## Set problem
Count how many lines hold the word "name" and give that number as the whole answer.
——
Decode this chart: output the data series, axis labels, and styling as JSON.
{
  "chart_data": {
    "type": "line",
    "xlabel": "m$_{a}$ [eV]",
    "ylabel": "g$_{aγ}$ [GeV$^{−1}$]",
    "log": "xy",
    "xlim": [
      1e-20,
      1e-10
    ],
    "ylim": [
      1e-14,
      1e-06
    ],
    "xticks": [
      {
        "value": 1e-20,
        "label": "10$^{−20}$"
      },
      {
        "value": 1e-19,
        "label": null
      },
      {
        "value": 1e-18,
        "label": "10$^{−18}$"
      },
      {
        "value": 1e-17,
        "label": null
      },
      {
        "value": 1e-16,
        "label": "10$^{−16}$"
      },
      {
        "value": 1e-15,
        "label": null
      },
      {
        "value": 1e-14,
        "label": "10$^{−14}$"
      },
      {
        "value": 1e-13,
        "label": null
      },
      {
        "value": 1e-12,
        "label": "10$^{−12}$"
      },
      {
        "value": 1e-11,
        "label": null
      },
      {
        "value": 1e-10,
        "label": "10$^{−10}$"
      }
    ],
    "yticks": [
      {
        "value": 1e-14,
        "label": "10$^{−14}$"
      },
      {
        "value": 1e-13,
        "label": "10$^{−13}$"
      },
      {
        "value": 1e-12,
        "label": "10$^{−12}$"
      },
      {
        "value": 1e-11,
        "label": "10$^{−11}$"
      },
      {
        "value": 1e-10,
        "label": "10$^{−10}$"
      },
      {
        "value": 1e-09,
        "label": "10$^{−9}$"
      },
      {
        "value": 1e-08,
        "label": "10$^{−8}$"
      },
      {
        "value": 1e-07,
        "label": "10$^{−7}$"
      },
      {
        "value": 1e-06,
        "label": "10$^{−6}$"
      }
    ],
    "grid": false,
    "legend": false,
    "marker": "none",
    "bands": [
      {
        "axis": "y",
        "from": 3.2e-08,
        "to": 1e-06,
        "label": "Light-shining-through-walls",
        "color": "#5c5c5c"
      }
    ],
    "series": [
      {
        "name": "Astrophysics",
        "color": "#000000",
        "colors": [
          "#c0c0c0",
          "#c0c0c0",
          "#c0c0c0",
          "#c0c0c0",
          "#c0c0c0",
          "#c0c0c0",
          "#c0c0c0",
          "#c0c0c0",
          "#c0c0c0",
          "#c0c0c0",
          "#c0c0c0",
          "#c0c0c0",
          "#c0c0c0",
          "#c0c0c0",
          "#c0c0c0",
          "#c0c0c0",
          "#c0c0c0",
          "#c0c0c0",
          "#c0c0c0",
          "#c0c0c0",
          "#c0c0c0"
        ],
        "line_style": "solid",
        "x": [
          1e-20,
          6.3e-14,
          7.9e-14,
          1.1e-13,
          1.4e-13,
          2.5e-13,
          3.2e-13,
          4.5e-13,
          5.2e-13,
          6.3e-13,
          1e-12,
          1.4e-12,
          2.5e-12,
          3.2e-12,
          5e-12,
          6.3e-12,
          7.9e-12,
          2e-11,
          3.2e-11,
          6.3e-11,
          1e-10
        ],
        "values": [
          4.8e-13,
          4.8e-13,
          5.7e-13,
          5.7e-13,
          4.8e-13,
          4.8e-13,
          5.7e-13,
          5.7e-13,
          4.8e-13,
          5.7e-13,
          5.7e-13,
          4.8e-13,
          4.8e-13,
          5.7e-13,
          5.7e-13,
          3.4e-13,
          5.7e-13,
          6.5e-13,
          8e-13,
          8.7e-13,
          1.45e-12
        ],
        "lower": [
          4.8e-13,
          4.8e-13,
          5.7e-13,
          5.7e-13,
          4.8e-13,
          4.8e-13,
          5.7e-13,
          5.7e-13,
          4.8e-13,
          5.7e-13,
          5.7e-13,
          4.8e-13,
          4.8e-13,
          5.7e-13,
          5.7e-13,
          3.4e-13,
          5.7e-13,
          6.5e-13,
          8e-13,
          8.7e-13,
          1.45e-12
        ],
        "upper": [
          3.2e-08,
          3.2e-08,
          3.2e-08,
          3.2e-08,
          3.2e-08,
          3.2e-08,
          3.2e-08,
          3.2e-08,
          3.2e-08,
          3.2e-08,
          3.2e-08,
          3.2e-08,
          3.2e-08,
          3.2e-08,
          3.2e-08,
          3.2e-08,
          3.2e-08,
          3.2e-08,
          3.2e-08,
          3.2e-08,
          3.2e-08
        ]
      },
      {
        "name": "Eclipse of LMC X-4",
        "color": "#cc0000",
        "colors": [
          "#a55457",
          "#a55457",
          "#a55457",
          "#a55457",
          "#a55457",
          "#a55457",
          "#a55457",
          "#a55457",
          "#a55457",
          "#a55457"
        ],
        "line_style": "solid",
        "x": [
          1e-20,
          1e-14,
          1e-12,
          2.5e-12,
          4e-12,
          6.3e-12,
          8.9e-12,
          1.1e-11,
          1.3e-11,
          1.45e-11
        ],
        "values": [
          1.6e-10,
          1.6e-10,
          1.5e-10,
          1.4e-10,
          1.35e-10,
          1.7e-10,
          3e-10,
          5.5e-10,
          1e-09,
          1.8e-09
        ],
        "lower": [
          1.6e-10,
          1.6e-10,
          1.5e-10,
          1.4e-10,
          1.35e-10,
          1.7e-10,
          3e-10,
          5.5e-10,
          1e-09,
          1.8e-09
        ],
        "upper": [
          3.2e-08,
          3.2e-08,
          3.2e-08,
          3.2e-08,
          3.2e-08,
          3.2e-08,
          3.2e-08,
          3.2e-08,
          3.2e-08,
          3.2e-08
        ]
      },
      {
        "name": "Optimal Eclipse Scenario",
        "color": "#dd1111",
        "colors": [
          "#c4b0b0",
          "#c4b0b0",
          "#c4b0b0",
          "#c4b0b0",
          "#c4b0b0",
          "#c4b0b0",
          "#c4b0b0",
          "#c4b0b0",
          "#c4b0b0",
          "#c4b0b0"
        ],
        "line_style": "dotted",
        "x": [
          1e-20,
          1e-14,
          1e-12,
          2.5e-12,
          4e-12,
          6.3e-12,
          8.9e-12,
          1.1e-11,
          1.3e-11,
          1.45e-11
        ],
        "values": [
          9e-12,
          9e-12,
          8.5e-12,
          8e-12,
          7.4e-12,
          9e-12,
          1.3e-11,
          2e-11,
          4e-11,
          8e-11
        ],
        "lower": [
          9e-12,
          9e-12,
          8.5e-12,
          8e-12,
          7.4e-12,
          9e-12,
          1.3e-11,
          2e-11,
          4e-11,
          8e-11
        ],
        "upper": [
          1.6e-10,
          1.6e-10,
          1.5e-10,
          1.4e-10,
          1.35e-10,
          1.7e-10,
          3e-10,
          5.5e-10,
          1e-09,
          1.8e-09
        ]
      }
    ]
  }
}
——
## The response
3